== Supplied data ==

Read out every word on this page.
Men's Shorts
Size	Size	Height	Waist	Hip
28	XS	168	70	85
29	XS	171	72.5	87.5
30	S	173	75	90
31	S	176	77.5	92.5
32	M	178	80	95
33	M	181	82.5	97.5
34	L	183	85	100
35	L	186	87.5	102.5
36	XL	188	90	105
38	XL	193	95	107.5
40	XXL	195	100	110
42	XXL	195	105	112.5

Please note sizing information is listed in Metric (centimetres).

===

Please quote every record above exactly as it appears.

Read out every word on this page.
Men's Shorts
Size	Size	Height	Waist	Hip
28	XS	168	70	85
29	XS	171	72.5	87.5
30	S	173	75	90
31	S	176	77.5	92.5
32	M	178	80	95
33	M	181	82.5	97.5
34	L	183	85	100
35	L	186	87.5	102.5
36	XL	188	90	105
38	XL	193	95	107.5
40	XXL	195	100	110
42	XXL	195	105	112.5

Please note sizing information is listed in Metric (centimetres).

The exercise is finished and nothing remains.